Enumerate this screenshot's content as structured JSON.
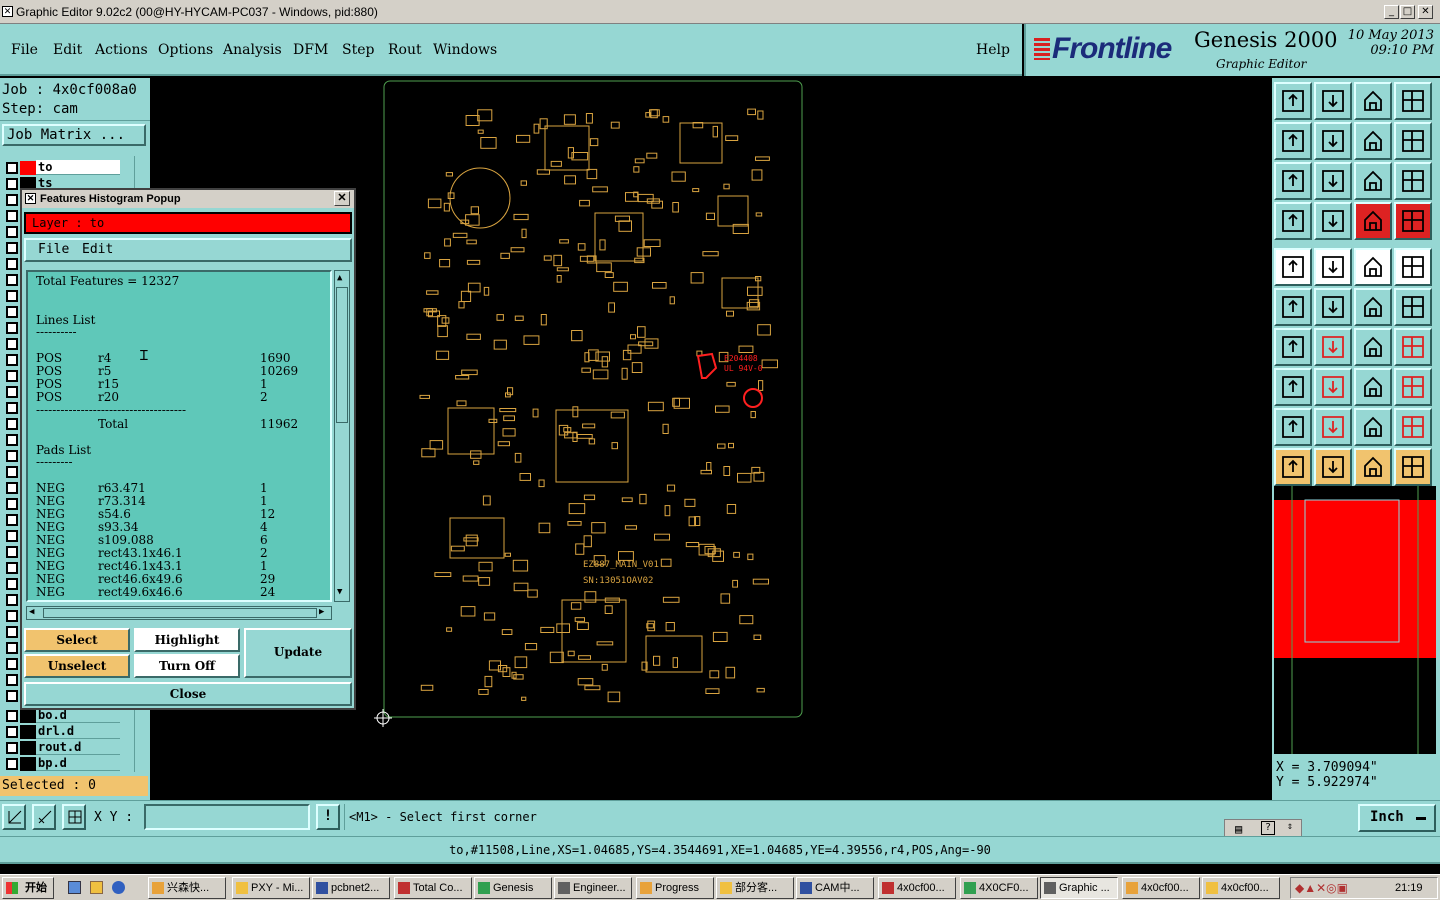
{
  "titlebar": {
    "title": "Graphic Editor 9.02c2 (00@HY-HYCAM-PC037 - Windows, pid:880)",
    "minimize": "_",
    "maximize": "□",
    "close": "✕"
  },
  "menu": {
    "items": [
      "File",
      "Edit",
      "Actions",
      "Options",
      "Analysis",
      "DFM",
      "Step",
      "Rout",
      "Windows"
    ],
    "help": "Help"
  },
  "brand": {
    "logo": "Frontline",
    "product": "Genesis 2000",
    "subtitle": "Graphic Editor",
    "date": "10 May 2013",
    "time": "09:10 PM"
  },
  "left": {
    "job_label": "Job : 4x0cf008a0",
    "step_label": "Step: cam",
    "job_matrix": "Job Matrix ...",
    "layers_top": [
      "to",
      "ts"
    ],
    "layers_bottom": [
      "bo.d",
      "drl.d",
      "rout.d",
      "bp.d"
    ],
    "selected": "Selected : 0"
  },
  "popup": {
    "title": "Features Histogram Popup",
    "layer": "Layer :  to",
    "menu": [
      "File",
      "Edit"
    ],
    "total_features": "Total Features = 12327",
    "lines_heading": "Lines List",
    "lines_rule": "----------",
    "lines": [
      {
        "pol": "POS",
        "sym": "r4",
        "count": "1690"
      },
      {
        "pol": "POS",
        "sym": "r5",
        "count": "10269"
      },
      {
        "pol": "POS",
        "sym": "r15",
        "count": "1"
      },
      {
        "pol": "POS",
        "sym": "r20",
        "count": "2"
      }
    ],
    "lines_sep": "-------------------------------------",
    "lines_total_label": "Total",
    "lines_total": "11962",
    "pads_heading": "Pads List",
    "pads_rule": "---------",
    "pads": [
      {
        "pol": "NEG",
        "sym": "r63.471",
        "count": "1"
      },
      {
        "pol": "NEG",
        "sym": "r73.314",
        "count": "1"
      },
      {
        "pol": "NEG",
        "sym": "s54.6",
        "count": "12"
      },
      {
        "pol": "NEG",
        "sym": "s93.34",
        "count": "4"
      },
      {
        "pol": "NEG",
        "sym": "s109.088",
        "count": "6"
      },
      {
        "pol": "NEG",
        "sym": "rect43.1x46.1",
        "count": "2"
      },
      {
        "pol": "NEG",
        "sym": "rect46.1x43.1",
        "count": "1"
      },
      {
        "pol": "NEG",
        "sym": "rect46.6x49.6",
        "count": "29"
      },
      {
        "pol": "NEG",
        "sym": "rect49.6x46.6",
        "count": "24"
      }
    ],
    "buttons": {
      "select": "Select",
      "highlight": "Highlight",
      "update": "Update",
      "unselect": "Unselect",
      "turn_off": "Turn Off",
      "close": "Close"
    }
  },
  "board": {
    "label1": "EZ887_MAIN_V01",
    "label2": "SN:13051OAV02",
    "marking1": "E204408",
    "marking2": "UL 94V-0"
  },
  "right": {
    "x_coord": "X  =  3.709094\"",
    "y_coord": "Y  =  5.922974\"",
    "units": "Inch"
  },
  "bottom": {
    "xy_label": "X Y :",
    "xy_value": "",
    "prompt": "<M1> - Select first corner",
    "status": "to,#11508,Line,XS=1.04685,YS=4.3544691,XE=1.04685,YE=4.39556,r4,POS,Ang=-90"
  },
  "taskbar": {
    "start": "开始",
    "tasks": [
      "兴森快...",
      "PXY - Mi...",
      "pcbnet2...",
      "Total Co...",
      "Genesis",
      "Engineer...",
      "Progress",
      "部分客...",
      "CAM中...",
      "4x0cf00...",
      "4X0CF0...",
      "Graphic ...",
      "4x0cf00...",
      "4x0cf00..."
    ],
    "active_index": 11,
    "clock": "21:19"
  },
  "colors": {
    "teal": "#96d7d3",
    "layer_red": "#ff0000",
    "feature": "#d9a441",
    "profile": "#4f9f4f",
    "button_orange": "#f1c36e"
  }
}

...

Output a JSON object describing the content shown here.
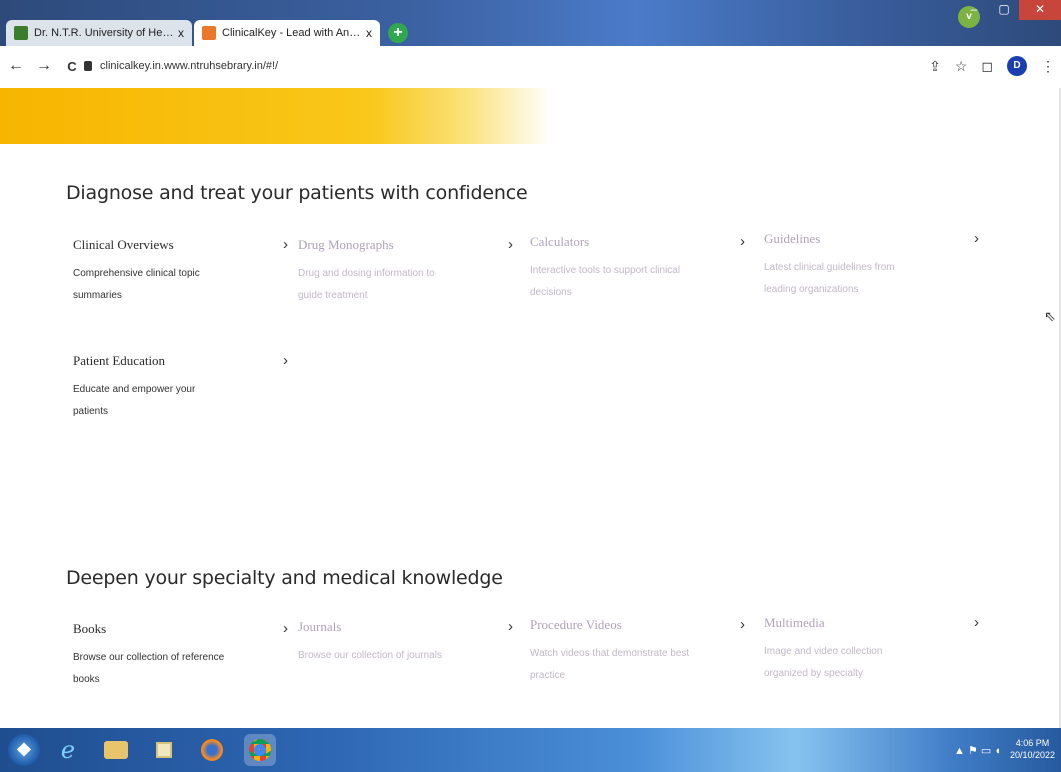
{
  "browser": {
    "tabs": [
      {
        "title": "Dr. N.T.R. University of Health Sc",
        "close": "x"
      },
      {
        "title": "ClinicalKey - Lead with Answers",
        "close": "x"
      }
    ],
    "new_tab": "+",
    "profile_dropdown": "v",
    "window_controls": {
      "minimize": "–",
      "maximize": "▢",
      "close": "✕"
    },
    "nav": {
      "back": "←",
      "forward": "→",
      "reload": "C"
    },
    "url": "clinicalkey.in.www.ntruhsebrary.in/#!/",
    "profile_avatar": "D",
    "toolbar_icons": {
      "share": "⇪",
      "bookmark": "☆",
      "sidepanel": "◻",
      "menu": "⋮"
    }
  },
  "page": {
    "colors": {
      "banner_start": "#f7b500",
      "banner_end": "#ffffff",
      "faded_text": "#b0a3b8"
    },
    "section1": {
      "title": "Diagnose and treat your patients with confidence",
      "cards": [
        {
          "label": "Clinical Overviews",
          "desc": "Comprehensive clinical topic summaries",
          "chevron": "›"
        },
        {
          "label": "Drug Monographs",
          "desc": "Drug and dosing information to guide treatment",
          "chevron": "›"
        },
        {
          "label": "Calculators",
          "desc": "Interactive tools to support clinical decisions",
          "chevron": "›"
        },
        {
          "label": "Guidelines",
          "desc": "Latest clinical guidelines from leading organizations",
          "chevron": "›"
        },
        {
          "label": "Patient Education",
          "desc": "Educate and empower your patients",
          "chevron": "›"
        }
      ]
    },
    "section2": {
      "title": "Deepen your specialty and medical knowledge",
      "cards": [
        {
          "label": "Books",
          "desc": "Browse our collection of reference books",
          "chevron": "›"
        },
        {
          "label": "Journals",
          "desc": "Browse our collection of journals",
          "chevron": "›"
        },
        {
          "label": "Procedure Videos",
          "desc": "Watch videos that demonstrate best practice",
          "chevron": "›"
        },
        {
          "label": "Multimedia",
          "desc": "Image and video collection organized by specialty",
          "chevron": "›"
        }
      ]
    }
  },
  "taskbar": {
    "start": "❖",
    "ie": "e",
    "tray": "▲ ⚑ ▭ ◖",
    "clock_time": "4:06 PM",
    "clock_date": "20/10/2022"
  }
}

◆ **Instructions for the task**
Count the lines of the material that contain the word "Features" and state the resulting number without further remark.

◆ **Answer for the task**
2